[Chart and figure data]
— START —
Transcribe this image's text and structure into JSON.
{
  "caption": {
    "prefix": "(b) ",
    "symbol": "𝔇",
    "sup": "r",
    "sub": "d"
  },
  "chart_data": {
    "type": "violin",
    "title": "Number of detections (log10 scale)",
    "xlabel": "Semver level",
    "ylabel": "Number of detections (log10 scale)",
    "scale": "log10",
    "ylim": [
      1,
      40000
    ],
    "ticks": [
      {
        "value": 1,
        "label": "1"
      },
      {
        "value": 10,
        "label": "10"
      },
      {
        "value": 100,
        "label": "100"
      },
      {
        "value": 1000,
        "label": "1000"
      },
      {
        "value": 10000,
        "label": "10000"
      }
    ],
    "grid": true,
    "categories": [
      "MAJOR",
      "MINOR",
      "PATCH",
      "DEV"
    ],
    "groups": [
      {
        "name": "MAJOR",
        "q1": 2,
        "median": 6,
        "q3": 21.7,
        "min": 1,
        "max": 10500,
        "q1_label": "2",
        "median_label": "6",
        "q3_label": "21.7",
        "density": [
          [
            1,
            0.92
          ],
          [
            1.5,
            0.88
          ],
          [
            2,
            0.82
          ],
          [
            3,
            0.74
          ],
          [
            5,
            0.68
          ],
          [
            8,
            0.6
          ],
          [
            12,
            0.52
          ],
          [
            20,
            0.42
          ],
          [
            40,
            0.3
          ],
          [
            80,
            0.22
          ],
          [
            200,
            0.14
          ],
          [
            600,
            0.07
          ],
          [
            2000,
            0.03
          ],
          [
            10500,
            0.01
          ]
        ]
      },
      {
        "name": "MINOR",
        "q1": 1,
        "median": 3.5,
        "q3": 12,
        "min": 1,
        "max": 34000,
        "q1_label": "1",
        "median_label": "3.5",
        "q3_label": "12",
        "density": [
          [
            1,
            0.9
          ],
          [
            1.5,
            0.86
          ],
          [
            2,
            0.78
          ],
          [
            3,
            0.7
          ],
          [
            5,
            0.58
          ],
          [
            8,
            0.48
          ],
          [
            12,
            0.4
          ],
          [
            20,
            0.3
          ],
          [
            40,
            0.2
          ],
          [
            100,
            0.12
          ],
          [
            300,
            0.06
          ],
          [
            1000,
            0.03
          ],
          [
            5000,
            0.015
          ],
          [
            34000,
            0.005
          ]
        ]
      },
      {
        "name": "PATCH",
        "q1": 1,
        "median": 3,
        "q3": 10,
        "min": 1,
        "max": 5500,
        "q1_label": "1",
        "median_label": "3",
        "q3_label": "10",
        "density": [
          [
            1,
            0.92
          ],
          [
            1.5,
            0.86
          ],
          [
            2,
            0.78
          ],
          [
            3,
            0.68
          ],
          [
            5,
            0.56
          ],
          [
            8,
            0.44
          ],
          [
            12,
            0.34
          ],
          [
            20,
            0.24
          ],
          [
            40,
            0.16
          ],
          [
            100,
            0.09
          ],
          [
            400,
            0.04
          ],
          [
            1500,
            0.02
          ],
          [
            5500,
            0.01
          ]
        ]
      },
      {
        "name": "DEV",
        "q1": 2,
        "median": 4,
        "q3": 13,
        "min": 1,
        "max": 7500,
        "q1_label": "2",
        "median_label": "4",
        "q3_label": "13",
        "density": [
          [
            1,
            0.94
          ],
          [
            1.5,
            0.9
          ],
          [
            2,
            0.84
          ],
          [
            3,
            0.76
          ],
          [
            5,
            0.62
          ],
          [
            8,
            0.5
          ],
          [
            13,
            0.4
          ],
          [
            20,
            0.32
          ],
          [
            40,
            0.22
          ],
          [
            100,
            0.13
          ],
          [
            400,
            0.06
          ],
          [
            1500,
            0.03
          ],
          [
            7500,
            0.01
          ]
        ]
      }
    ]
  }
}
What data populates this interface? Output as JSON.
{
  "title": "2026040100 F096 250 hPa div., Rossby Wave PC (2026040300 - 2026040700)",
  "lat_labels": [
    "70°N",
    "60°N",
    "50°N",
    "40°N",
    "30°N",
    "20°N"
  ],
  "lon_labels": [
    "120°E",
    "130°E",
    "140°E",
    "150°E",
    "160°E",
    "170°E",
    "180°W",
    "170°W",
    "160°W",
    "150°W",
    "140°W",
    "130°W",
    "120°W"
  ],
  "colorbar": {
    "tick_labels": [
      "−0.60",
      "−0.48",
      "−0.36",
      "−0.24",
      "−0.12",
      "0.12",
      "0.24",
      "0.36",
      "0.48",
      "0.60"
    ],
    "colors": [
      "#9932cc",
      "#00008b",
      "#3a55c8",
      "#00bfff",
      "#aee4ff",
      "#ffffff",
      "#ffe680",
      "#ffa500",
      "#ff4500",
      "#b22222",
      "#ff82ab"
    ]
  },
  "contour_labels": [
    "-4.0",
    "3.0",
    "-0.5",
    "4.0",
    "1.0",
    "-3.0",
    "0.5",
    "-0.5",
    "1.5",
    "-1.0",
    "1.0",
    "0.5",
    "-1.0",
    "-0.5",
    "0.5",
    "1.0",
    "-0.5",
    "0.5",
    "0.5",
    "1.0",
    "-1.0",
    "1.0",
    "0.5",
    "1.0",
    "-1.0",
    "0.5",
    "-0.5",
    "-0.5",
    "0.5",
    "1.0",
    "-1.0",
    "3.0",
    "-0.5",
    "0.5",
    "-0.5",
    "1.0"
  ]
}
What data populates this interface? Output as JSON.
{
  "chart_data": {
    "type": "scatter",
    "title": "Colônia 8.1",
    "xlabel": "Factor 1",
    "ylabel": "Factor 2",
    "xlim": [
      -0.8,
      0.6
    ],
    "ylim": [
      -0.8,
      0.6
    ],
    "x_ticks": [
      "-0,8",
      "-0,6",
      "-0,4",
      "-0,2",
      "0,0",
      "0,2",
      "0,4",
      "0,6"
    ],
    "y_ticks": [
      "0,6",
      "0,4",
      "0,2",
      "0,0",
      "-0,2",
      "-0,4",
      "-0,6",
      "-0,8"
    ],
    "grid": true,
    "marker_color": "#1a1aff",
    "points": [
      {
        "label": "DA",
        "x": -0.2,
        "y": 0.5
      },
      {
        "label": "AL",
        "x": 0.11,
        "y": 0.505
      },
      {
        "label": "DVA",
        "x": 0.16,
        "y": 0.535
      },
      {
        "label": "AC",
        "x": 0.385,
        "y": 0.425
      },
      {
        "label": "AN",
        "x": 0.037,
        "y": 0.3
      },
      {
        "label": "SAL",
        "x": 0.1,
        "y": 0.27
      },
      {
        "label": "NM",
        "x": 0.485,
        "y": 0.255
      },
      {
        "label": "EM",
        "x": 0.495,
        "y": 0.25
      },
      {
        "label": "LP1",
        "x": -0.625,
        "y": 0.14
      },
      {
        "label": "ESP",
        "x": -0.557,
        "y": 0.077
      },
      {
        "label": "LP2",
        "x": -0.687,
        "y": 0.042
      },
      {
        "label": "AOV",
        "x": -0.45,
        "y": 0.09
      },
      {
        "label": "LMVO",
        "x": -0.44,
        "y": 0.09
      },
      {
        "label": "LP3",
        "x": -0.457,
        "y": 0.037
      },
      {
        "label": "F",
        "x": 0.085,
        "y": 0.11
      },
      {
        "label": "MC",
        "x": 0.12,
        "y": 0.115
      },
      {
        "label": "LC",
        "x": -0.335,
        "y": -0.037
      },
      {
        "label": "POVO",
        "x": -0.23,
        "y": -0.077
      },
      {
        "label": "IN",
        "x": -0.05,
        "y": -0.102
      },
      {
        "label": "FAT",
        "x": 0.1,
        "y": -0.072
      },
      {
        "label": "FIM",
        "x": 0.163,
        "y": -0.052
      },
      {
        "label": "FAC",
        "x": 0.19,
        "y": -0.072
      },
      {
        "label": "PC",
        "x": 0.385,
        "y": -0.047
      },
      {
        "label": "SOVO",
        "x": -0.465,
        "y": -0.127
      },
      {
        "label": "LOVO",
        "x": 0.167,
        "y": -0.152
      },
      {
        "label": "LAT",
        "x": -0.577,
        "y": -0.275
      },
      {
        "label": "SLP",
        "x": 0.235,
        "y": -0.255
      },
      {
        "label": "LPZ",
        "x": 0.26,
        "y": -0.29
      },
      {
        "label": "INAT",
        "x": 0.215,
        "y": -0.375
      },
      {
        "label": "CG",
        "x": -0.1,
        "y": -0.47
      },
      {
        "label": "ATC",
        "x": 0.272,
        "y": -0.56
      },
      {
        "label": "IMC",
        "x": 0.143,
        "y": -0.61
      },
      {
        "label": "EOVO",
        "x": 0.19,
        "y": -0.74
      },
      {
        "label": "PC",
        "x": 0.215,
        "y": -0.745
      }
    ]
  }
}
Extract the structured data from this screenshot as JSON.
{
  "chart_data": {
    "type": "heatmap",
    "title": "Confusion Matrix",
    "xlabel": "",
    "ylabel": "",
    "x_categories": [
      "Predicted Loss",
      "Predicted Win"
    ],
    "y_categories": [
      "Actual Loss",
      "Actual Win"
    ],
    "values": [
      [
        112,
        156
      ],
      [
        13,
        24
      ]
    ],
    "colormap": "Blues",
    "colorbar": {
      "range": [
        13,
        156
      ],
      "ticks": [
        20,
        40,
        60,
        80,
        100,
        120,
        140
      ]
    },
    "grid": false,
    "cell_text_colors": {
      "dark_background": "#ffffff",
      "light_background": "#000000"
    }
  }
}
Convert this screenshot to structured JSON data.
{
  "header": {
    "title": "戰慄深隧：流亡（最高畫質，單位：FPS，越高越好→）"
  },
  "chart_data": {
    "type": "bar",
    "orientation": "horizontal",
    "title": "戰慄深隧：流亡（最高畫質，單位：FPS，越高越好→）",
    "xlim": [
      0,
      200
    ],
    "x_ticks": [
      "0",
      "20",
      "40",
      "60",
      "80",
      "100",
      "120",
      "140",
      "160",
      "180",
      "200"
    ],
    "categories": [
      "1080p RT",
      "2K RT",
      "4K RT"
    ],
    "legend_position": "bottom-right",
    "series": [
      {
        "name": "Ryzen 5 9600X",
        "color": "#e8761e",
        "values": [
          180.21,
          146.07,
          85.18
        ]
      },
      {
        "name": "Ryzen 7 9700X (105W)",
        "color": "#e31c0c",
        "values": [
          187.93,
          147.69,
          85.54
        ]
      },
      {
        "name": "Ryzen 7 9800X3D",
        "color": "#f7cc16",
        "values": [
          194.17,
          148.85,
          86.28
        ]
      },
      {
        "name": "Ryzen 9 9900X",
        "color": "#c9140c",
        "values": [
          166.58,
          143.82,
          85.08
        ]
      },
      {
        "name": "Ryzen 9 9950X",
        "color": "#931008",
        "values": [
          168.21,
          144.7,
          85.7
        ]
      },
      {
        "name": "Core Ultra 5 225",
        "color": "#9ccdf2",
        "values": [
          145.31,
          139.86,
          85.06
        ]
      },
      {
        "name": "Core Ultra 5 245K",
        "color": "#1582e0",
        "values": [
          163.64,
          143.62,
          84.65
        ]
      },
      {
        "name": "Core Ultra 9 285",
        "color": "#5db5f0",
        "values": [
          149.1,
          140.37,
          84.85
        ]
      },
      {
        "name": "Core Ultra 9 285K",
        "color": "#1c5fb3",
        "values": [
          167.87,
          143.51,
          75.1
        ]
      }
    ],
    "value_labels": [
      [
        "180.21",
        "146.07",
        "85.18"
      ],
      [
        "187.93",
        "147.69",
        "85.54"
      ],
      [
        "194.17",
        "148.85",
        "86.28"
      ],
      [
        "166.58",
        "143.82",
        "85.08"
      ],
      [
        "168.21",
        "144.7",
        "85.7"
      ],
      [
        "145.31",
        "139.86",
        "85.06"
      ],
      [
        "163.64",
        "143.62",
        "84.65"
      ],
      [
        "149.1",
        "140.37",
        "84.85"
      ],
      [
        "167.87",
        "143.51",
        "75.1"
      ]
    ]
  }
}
— END —
Exercise description -> Filter the records above for lines containing the word "type", and copy those lines.

Final result ->
    "type": "violin",
    "type": "scatter",
    "type": "heatmap",
    "type": "bar",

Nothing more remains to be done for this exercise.